Collected data entries >>
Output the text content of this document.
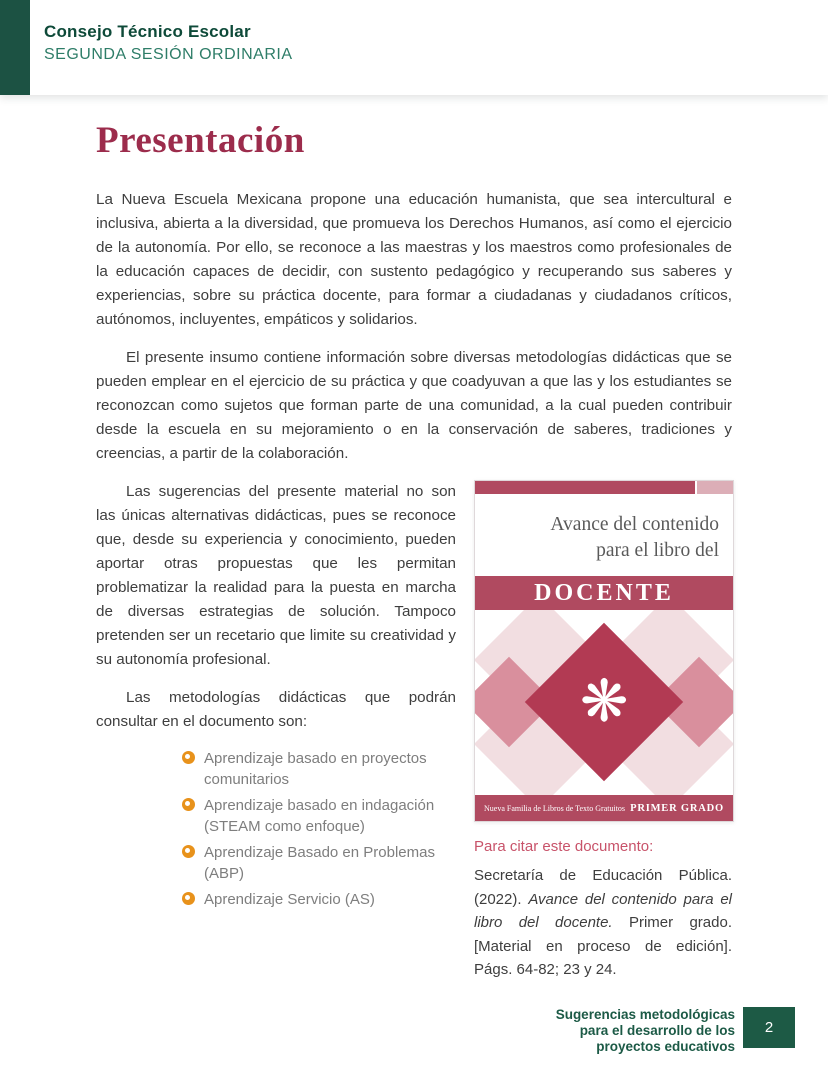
Consejo Técnico Escolar
SEGUNDA SESIÓN ORDINARIA
Presentación

La Nueva Escuela Mexicana propone una educación humanista, que sea intercultural e inclusiva, abierta a la diversidad, que promueva los Derechos Humanos, así como el ejercicio de la autonomía. Por ello, se reconoce a las maestras y los maestros como profesionales de la educación capaces de decidir, con sustento pedagógico y recuperando sus saberes y experiencias, sobre su práctica docente, para formar a ciudadanas y ciudadanos críticos, autónomos, incluyentes, empáticos y solidarios.

El presente insumo contiene información sobre diversas metodologías didácticas que se pueden emplear en el ejercicio de su práctica y que coadyuvan a que las y los estudiantes se reconozcan como sujetos que forman parte de una comunidad, a la cual pueden contribuir desde la escuela en su mejoramiento o en la conservación de saberes, tradiciones y creencias, a partir de la colaboración.

Las sugerencias del presente material no son las únicas alternativas didácticas, pues se reconoce que, desde su experiencia y conocimiento, pueden aportar otras propuestas que les permitan problematizar la realidad para la puesta en marcha de diversas estrategias de solución. Tampoco pretenden ser un recetario que limite su creatividad y su autonomía profesional.

Las metodologías didácticas que podrán consultar en el documento son:

Aprendizaje basado en proyectos comunitarios
Aprendizaje basado en indagación (STEAM como enfoque)
Aprendizaje Basado en Problemas (ABP)
Aprendizaje Servicio (AS)
Avance del contenido
para el libro del
DOCENTE
❋
Nueva Familia de Libros de Texto Gratuitos PRIMER GRADO
Para citar este documento:

Secretaría de Educación Pública. (2022). Avance del contenido para el libro del docente. Primer grado. [Material en proceso de edición]. Págs. 64-82; 23 y 24.

Sugerencias metodológicas
para el desarrollo de los
proyectos educativos
2
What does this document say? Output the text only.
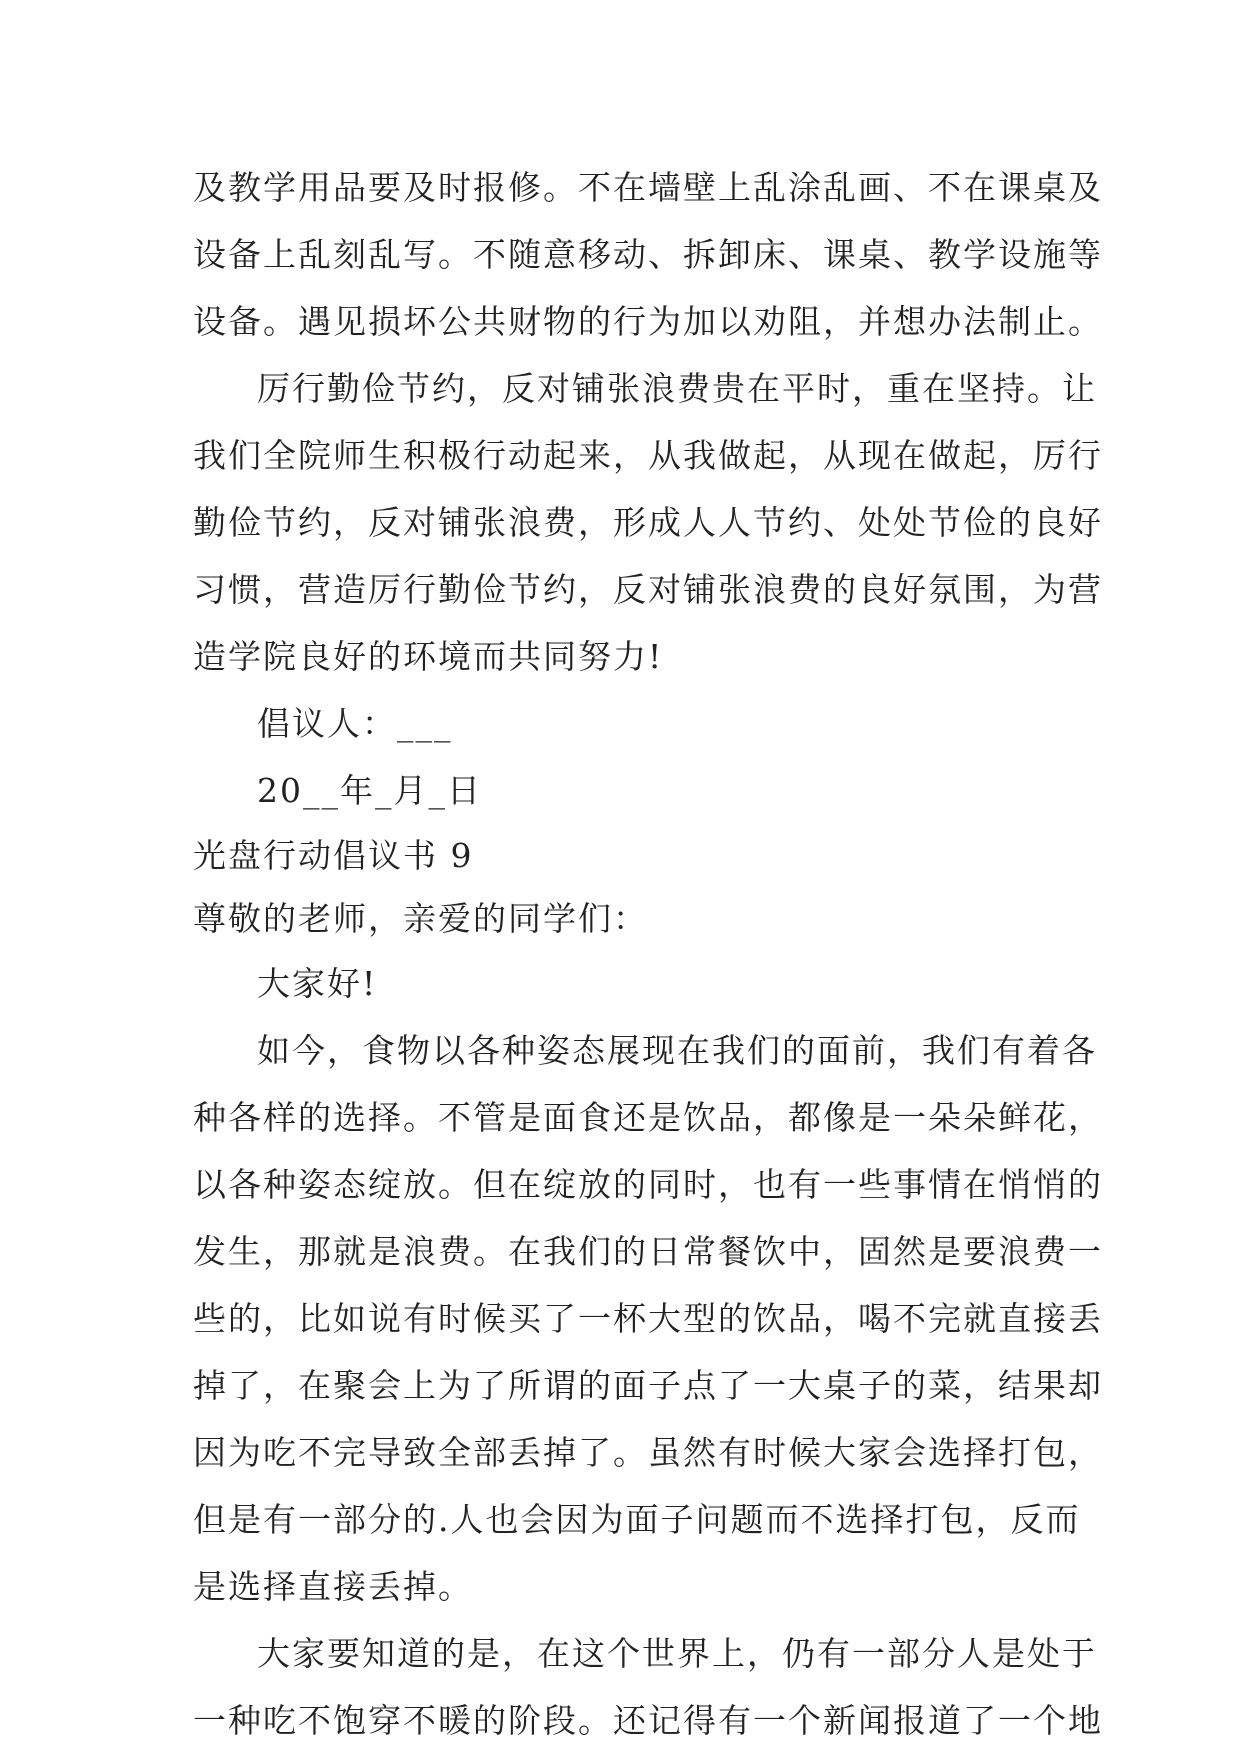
及教学用品要及时报修。不在墙壁上乱涂乱画、不在课桌及
设备上乱刻乱写。不随意移动、拆卸床、课桌、教学设施等
设备。遇见损坏公共财物的行为加以劝阻，并想办法制止。
厉行勤俭节约，反对铺张浪费贵在平时，重在坚持。让
我们全院师生积极行动起来，从我做起，从现在做起，厉行
勤俭节约，反对铺张浪费，形成人人节约、处处节俭的良好
习惯，营造厉行勤俭节约，反对铺张浪费的良好氛围，为营
造学院良好的环境而共同努力!
倡议人：___
20__年_月_日
光盘行动倡议书 9
尊敬的老师，亲爱的同学们：
大家好!
如今，食物以各种姿态展现在我们的面前，我们有着各
种各样的选择。不管是面食还是饮品，都像是一朵朵鲜花，
以各种姿态绽放。但在绽放的同时，也有一些事情在悄悄的
发生，那就是浪费。在我们的日常餐饮中，固然是要浪费一
些的，比如说有时候买了一杯大型的饮品，喝不完就直接丢
掉了，在聚会上为了所谓的面子点了一大桌子的菜，结果却
因为吃不完导致全部丢掉了。虽然有时候大家会选择打包，
但是有一部分的.人也会因为面子问题而不选择打包，反而
是选择直接丢掉。
大家要知道的是，在这个世界上，仍有一部分人是处于
一种吃不饱穿不暖的阶段。还记得有一个新闻报道了一个地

WRITTEN EXERCISE >> In the records above, find the line with "What does this" and copy from it through the last line exactly, without the pictures.

PROBLEM SOLUTION >>
What does this document say? Output the text only.
及教学用品要及时报修。不在墙壁上乱涂乱画、不在课桌及
设备上乱刻乱写。不随意移动、拆卸床、课桌、教学设施等
设备。遇见损坏公共财物的行为加以劝阻，并想办法制止。
厉行勤俭节约，反对铺张浪费贵在平时，重在坚持。让
我们全院师生积极行动起来，从我做起，从现在做起，厉行
勤俭节约，反对铺张浪费，形成人人节约、处处节俭的良好
习惯，营造厉行勤俭节约，反对铺张浪费的良好氛围，为营
造学院良好的环境而共同努力!
倡议人：___
20__年_月_日
光盘行动倡议书 9
尊敬的老师，亲爱的同学们：
大家好!
如今，食物以各种姿态展现在我们的面前，我们有着各
种各样的选择。不管是面食还是饮品，都像是一朵朵鲜花，
以各种姿态绽放。但在绽放的同时，也有一些事情在悄悄的
发生，那就是浪费。在我们的日常餐饮中，固然是要浪费一
些的，比如说有时候买了一杯大型的饮品，喝不完就直接丢
掉了，在聚会上为了所谓的面子点了一大桌子的菜，结果却
因为吃不完导致全部丢掉了。虽然有时候大家会选择打包，
但是有一部分的.人也会因为面子问题而不选择打包，反而
是选择直接丢掉。
大家要知道的是，在这个世界上，仍有一部分人是处于
一种吃不饱穿不暖的阶段。还记得有一个新闻报道了一个地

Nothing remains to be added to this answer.